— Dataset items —
= = = = = = =

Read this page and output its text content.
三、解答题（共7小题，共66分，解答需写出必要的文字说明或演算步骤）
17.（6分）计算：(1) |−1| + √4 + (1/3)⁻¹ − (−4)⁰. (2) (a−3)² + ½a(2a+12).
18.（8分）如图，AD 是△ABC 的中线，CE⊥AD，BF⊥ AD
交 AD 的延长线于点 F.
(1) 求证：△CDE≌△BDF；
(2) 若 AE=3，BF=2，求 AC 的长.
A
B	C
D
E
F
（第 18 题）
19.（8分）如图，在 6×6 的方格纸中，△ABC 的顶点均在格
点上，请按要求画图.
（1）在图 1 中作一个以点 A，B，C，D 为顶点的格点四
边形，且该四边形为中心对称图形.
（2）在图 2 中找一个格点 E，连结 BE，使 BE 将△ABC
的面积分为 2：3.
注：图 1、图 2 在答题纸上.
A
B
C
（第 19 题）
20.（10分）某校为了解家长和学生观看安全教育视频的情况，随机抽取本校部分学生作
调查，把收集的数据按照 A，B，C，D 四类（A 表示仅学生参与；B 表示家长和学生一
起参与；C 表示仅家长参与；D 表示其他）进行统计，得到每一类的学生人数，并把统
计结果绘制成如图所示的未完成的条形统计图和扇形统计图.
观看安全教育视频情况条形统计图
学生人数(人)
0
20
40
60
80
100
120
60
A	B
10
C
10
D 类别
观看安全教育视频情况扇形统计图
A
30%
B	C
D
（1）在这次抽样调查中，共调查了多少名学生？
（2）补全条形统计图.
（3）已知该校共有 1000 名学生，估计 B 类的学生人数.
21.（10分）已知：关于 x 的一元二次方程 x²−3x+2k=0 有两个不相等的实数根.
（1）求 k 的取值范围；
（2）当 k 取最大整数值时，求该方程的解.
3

= = = = = = =

Return every entry exactly as given.

— SOLUTION FOR THIS PROBLEM —
Read this page and output its text content.
三、解答题（共7小题，共66分，解答需写出必要的文字说明或演算步骤）
17.（6分）计算：(1) |−1| + √4 + (1/3)⁻¹ − (−4)⁰. (2) (a−3)² + ½a(2a+12).
18.（8分）如图，AD 是△ABC 的中线，CE⊥AD，BF⊥ AD
交 AD 的延长线于点 F.
(1) 求证：△CDE≌△BDF；
(2) 若 AE=3，BF=2，求 AC 的长.
A
B	C
D
E
F
（第 18 题）
19.（8分）如图，在 6×6 的方格纸中，△ABC 的顶点均在格
点上，请按要求画图.
（1）在图 1 中作一个以点 A，B，C，D 为顶点的格点四
边形，且该四边形为中心对称图形.
（2）在图 2 中找一个格点 E，连结 BE，使 BE 将△ABC
的面积分为 2：3.
注：图 1、图 2 在答题纸上.
A
B
C
（第 19 题）
20.（10分）某校为了解家长和学生观看安全教育视频的情况，随机抽取本校部分学生作
调查，把收集的数据按照 A，B，C，D 四类（A 表示仅学生参与；B 表示家长和学生一
起参与；C 表示仅家长参与；D 表示其他）进行统计，得到每一类的学生人数，并把统
计结果绘制成如图所示的未完成的条形统计图和扇形统计图.
观看安全教育视频情况条形统计图
学生人数(人)
0
20
40
60
80
100
120
60
A	B
10
C
10
D 类别
观看安全教育视频情况扇形统计图
A
30%
B	C
D
（1）在这次抽样调查中，共调查了多少名学生？
（2）补全条形统计图.
（3）已知该校共有 1000 名学生，估计 B 类的学生人数.
21.（10分）已知：关于 x 的一元二次方程 x²−3x+2k=0 有两个不相等的实数根.
（1）求 k 的取值范围；
（2）当 k 取最大整数值时，求该方程的解.
3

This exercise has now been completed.